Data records
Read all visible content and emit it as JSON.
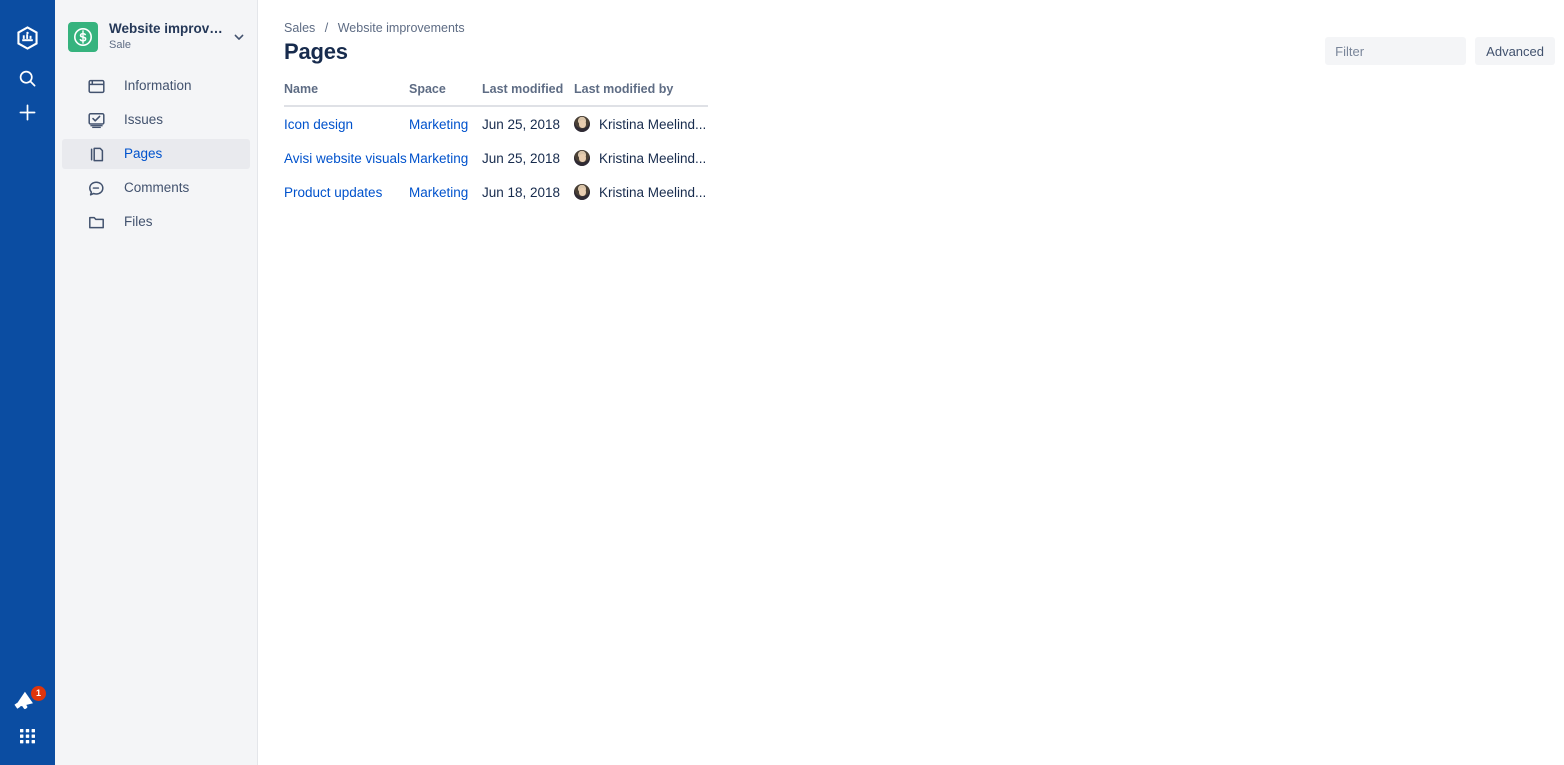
{
  "rail": {
    "logo_icon": "atlassian-jira-logo-icon",
    "search_icon": "search-icon",
    "add_icon": "plus-icon",
    "announcement_icon": "megaphone-icon",
    "announcement_badge": "1",
    "apps_icon": "app-switcher-grid-icon",
    "background_color": "#0B4DA2",
    "badge_color": "#DE350B"
  },
  "sidebar": {
    "project": {
      "avatar_icon": "dollar-circle-icon",
      "avatar_color": "#36B37E",
      "name": "Website improve...",
      "type": "Sale",
      "chevron_icon": "chevron-down-icon"
    },
    "items": [
      {
        "label": "Information",
        "icon": "browser-window-icon",
        "selected": false
      },
      {
        "label": "Issues",
        "icon": "issues-monitor-icon",
        "selected": false
      },
      {
        "label": "Pages",
        "icon": "pages-copy-icon",
        "selected": true
      },
      {
        "label": "Comments",
        "icon": "comment-bubble-icon",
        "selected": false
      },
      {
        "label": "Files",
        "icon": "folder-icon",
        "selected": false
      }
    ],
    "background_color": "#F4F5F7",
    "selected_color": "#0052CC"
  },
  "main": {
    "breadcrumb": {
      "root": "Sales",
      "separator": "/",
      "current": "Website improvements"
    },
    "title": "Pages",
    "toolbar": {
      "filter_placeholder": "Filter",
      "filter_value": "",
      "advanced_label": "Advanced"
    },
    "table": {
      "columns": [
        "Name",
        "Space",
        "Last modified",
        "Last modified by"
      ],
      "rows": [
        {
          "name": "Icon design",
          "space": "Marketing",
          "last_modified": "Jun 25, 2018",
          "last_modified_by": "Kristina Meelind...",
          "avatar_icon": "user-avatar"
        },
        {
          "name": "Avisi website visuals",
          "space": "Marketing",
          "last_modified": "Jun 25, 2018",
          "last_modified_by": "Kristina Meelind...",
          "avatar_icon": "user-avatar"
        },
        {
          "name": "Product updates",
          "space": "Marketing",
          "last_modified": "Jun 18, 2018",
          "last_modified_by": "Kristina Meelind...",
          "avatar_icon": "user-avatar"
        }
      ]
    }
  }
}
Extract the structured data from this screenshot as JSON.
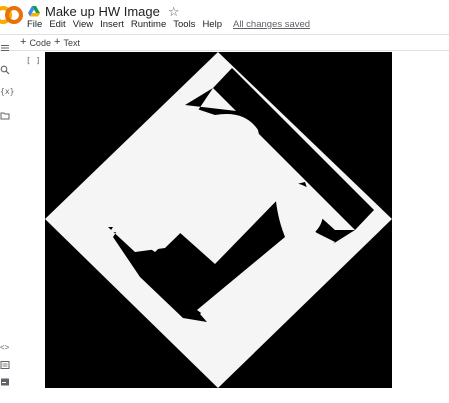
{
  "app": {
    "logo_text": "CO",
    "logo_color": "#f9ab00",
    "doc_title": "Make up HW Image",
    "menu": [
      "File",
      "Edit",
      "View",
      "Insert",
      "Runtime",
      "Tools",
      "Help"
    ],
    "save_status": "All changes saved"
  },
  "toolbar": {
    "add_code": "Code",
    "add_text": "Text"
  },
  "sidebar": {
    "icons": [
      "menu-icon",
      "search-icon",
      "variables-icon",
      "folder-icon",
      "code-snippets-icon",
      "command-palette-icon",
      "terminal-icon"
    ]
  },
  "cell": {
    "run_indicator": "[ ]",
    "output": {
      "description_icon": "rotated-letter-i-image",
      "background": "#000000",
      "shape_color": "#f5f5f5"
    }
  }
}
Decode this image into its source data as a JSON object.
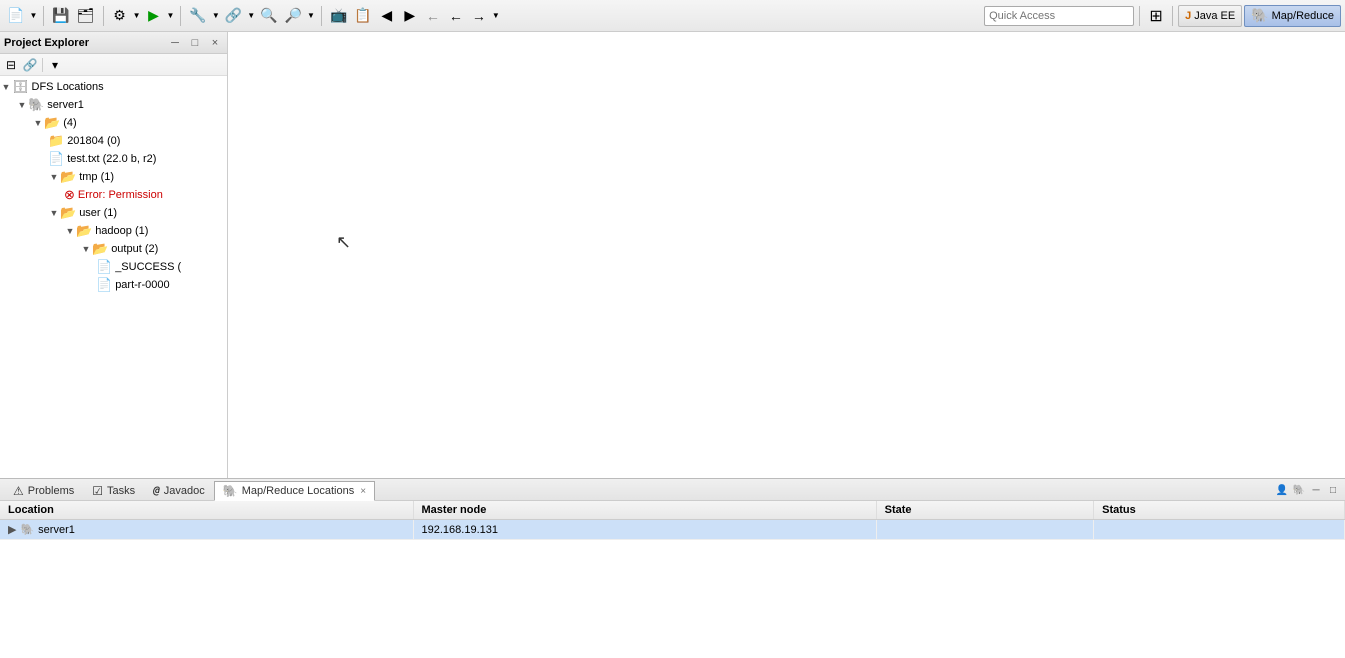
{
  "toolbar": {
    "quick_access_placeholder": "Quick Access",
    "perspective_java_ee": "Java EE",
    "perspective_map_reduce": "Map/Reduce"
  },
  "project_explorer": {
    "title": "Project Explorer",
    "close_label": "×",
    "minimize_label": "─",
    "maximize_label": "□",
    "tree": {
      "dfs_locations": "DFS Locations",
      "server1": "server1",
      "folder_4": "(4)",
      "folder_201804": "201804 (0)",
      "file_test": "test.txt (22.0 b, r2)",
      "folder_tmp": "tmp (1)",
      "error_permission": "Error: Permission",
      "folder_user": "user (1)",
      "folder_hadoop": "hadoop (1)",
      "folder_output": "output (2)",
      "file_success": "_SUCCESS (",
      "file_part": "part-r-0000"
    }
  },
  "bottom_panel": {
    "tabs": [
      {
        "id": "problems",
        "label": "Problems",
        "icon": "⚠"
      },
      {
        "id": "tasks",
        "label": "Tasks",
        "icon": "☑"
      },
      {
        "id": "javadoc",
        "label": "Javadoc",
        "icon": "@"
      },
      {
        "id": "map_reduce",
        "label": "Map/Reduce Locations",
        "icon": "🐘",
        "active": true
      }
    ],
    "table": {
      "headers": [
        "Location",
        "Master node",
        "State",
        "Status"
      ],
      "rows": [
        {
          "location": "server1",
          "master_node": "192.168.19.131",
          "state": "",
          "status": "",
          "selected": true
        }
      ]
    }
  }
}
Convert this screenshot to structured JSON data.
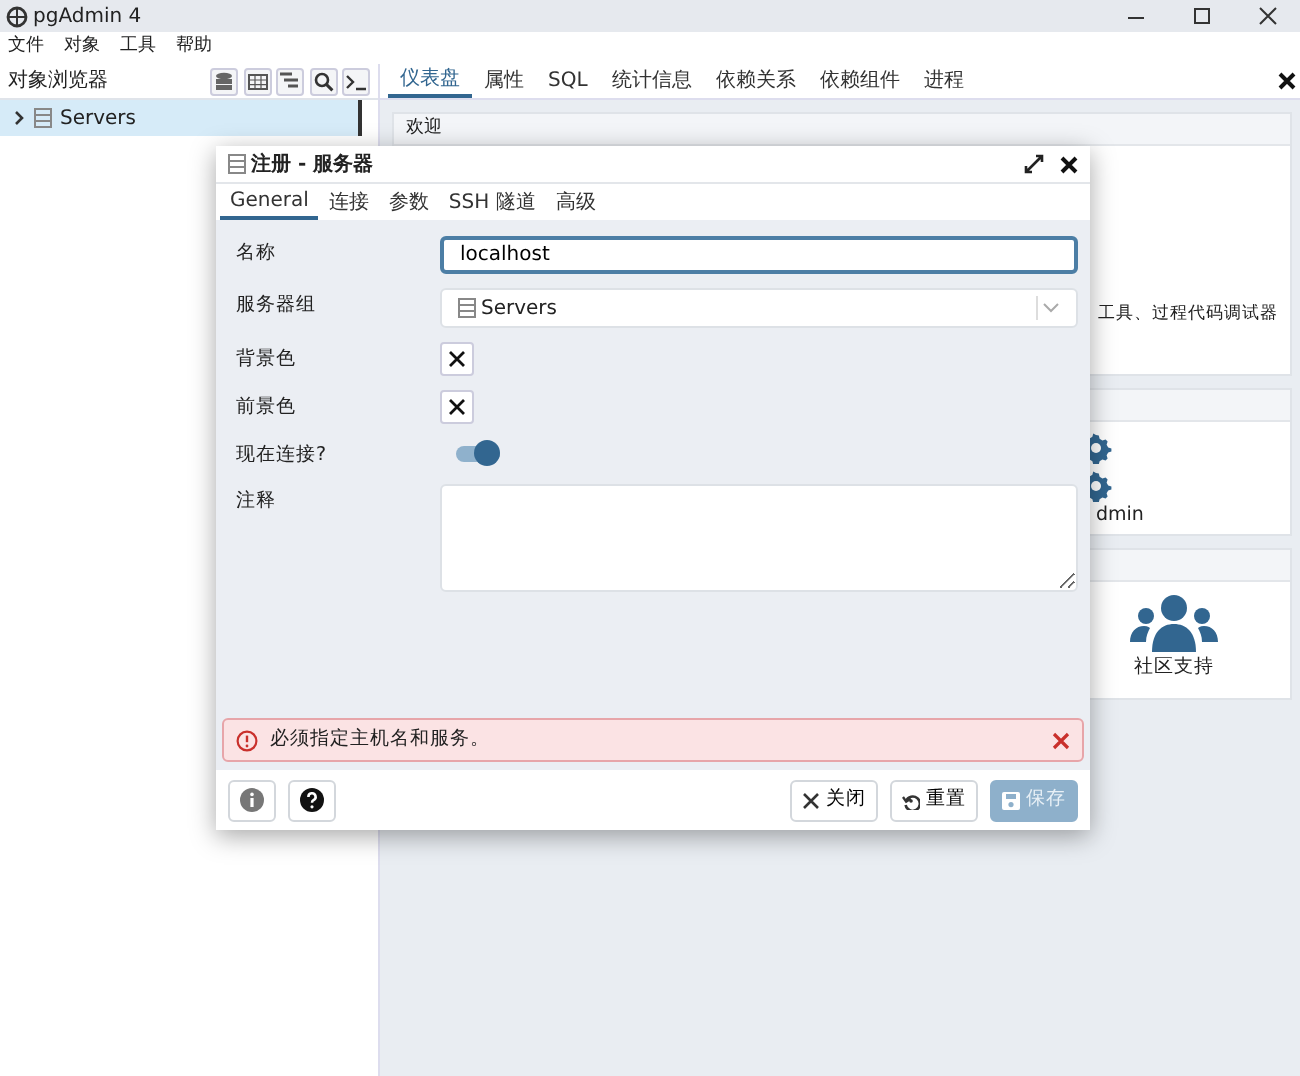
{
  "window": {
    "title": "pgAdmin 4"
  },
  "menu": [
    "文件",
    "对象",
    "工具",
    "帮助"
  ],
  "browser": {
    "title": "对象浏览器",
    "tree": [
      {
        "label": "Servers",
        "expanded": false,
        "selected": true
      }
    ]
  },
  "tabs": [
    {
      "label": "仪表盘",
      "selected": true
    },
    {
      "label": "属性",
      "selected": false
    },
    {
      "label": "SQL",
      "selected": false
    },
    {
      "label": "统计信息",
      "selected": false
    },
    {
      "label": "依赖关系",
      "selected": false
    },
    {
      "label": "依赖组件",
      "selected": false
    },
    {
      "label": "进程",
      "selected": false
    }
  ],
  "dashboard": {
    "welcome_title": "欢迎",
    "welcome_text": "工具、过程代码调试器",
    "admin_label": "dmin",
    "community_label": "社区支持"
  },
  "dialog": {
    "title": "注册 - 服务器",
    "tabs": [
      {
        "label": "General",
        "selected": true
      },
      {
        "label": "连接",
        "selected": false
      },
      {
        "label": "参数",
        "selected": false
      },
      {
        "label": "SSH 隧道",
        "selected": false
      },
      {
        "label": "高级",
        "selected": false
      }
    ],
    "fields": [
      {
        "kind": "text",
        "label": "名称",
        "value": "localhost",
        "focused": true
      },
      {
        "kind": "select",
        "label": "服务器组",
        "value": "Servers"
      },
      {
        "kind": "color",
        "label": "背景色"
      },
      {
        "kind": "color",
        "label": "前景色"
      },
      {
        "kind": "switch",
        "label": "现在连接?",
        "on": true
      },
      {
        "kind": "textarea",
        "label": "注释"
      }
    ],
    "error": "必须指定主机名和服务。",
    "buttons": [
      {
        "kind": "close",
        "label": "关闭",
        "disabled": false
      },
      {
        "kind": "reset",
        "label": "重置",
        "disabled": false
      },
      {
        "kind": "save",
        "label": "保存",
        "disabled": true
      }
    ]
  }
}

Aim of the task:
Omit every picture, then reproduce the rest of the listing exactly.

Answer for the task:
Read all visible content and emit it as JSON.
{
  "rail": {
    "logo_icon": "atlassian-jira-logo-icon",
    "search_icon": "search-icon",
    "add_icon": "plus-icon",
    "announcement_icon": "megaphone-icon",
    "announcement_badge": "1",
    "apps_icon": "app-switcher-grid-icon",
    "background_color": "#0B4DA2",
    "badge_color": "#DE350B"
  },
  "sidebar": {
    "project": {
      "avatar_icon": "dollar-circle-icon",
      "avatar_color": "#36B37E",
      "name": "Website improve...",
      "type": "Sale",
      "chevron_icon": "chevron-down-icon"
    },
    "items": [
      {
        "label": "Information",
        "icon": "browser-window-icon",
        "selected": false
      },
      {
        "label": "Issues",
        "icon": "issues-monitor-icon",
        "selected": false
      },
      {
        "label": "Pages",
        "icon": "pages-copy-icon",
        "selected": true
      },
      {
        "label": "Comments",
        "icon": "comment-bubble-icon",
        "selected": false
      },
      {
        "label": "Files",
        "icon": "folder-icon",
        "selected": false
      }
    ],
    "background_color": "#F4F5F7",
    "selected_color": "#0052CC"
  },
  "main": {
    "breadcrumb": {
      "root": "Sales",
      "separator": "/",
      "current": "Website improvements"
    },
    "title": "Pages",
    "toolbar": {
      "filter_placeholder": "Filter",
      "filter_value": "",
      "advanced_label": "Advanced"
    },
    "table": {
      "columns": [
        "Name",
        "Space",
        "Last modified",
        "Last modified by"
      ],
      "rows": [
        {
          "name": "Icon design",
          "space": "Marketing",
          "last_modified": "Jun 25, 2018",
          "last_modified_by": "Kristina Meelind...",
          "avatar_icon": "user-avatar"
        },
        {
          "name": "Avisi website visuals",
          "space": "Marketing",
          "last_modified": "Jun 25, 2018",
          "last_modified_by": "Kristina Meelind...",
          "avatar_icon": "user-avatar"
        },
        {
          "name": "Product updates",
          "space": "Marketing",
          "last_modified": "Jun 18, 2018",
          "last_modified_by": "Kristina Meelind...",
          "avatar_icon": "user-avatar"
        }
      ]
    }
  }
}
Extract the structured data from this screenshot as JSON.
{
  "app": {
    "logo_text": "CO",
    "logo_color": "#f9ab00",
    "doc_title": "Make up HW Image",
    "menu": [
      "File",
      "Edit",
      "View",
      "Insert",
      "Runtime",
      "Tools",
      "Help"
    ],
    "save_status": "All changes saved"
  },
  "toolbar": {
    "add_code": "Code",
    "add_text": "Text"
  },
  "sidebar": {
    "icons": [
      "menu-icon",
      "search-icon",
      "variables-icon",
      "folder-icon",
      "code-snippets-icon",
      "command-palette-icon",
      "terminal-icon"
    ]
  },
  "cell": {
    "run_indicator": "[ ]",
    "output": {
      "description_icon": "rotated-letter-i-image",
      "background": "#000000",
      "shape_color": "#f5f5f5"
    }
  }
}
Decode this image into its source data as a JSON object.
{
  "toolbar": {
    "quick_access_placeholder": "Quick Access",
    "perspective_java_ee": "Java EE",
    "perspective_map_reduce": "Map/Reduce"
  },
  "project_explorer": {
    "title": "Project Explorer",
    "close_label": "×",
    "minimize_label": "─",
    "maximize_label": "□",
    "tree": {
      "dfs_locations": "DFS Locations",
      "server1": "server1",
      "folder_4": "(4)",
      "folder_201804": "201804 (0)",
      "file_test": "test.txt (22.0 b, r2)",
      "folder_tmp": "tmp (1)",
      "error_permission": "Error: Permission",
      "folder_user": "user (1)",
      "folder_hadoop": "hadoop (1)",
      "folder_output": "output (2)",
      "file_success": "_SUCCESS (",
      "file_part": "part-r-0000"
    }
  },
  "bottom_panel": {
    "tabs": [
      {
        "id": "problems",
        "label": "Problems",
        "icon": "⚠"
      },
      {
        "id": "tasks",
        "label": "Tasks",
        "icon": "☑"
      },
      {
        "id": "javadoc",
        "label": "Javadoc",
        "icon": "@"
      },
      {
        "id": "map_reduce",
        "label": "Map/Reduce Locations",
        "icon": "🐘",
        "active": true
      }
    ],
    "table": {
      "headers": [
        "Location",
        "Master node",
        "State",
        "Status"
      ],
      "rows": [
        {
          "location": "server1",
          "master_node": "192.168.19.131",
          "state": "",
          "status": "",
          "selected": true
        }
      ]
    }
  }
}
Convert this screenshot to structured JSON data.
{
  "window": {
    "title": "pgAdmin 4"
  },
  "menu": [
    "文件",
    "对象",
    "工具",
    "帮助"
  ],
  "browser": {
    "title": "对象浏览器",
    "tree": [
      {
        "label": "Servers",
        "expanded": false,
        "selected": true
      }
    ]
  },
  "tabs": [
    {
      "label": "仪表盘",
      "selected": true
    },
    {
      "label": "属性",
      "selected": false
    },
    {
      "label": "SQL",
      "selected": false
    },
    {
      "label": "统计信息",
      "selected": false
    },
    {
      "label": "依赖关系",
      "selected": false
    },
    {
      "label": "依赖组件",
      "selected": false
    },
    {
      "label": "进程",
      "selected": false
    }
  ],
  "dashboard": {
    "welcome_title": "欢迎",
    "welcome_text": "工具、过程代码调试器",
    "admin_label": "dmin",
    "community_label": "社区支持"
  },
  "dialog": {
    "title": "注册 - 服务器",
    "tabs": [
      {
        "label": "General",
        "selected": true
      },
      {
        "label": "连接",
        "selected": false
      },
      {
        "label": "参数",
        "selected": false
      },
      {
        "label": "SSH 隧道",
        "selected": false
      },
      {
        "label": "高级",
        "selected": false
      }
    ],
    "fields": [
      {
        "kind": "text",
        "label": "名称",
        "value": "localhost",
        "focused": true
      },
      {
        "kind": "select",
        "label": "服务器组",
        "value": "Servers"
      },
      {
        "kind": "color",
        "label": "背景色"
      },
      {
        "kind": "color",
        "label": "前景色"
      },
      {
        "kind": "switch",
        "label": "现在连接?",
        "on": true
      },
      {
        "kind": "textarea",
        "label": "注释"
      }
    ],
    "error": "必须指定主机名和服务。",
    "buttons": [
      {
        "kind": "close",
        "label": "关闭",
        "disabled": false
      },
      {
        "kind": "reset",
        "label": "重置",
        "disabled": false
      },
      {
        "kind": "save",
        "label": "保存",
        "disabled": true
      }
    ]
  }
}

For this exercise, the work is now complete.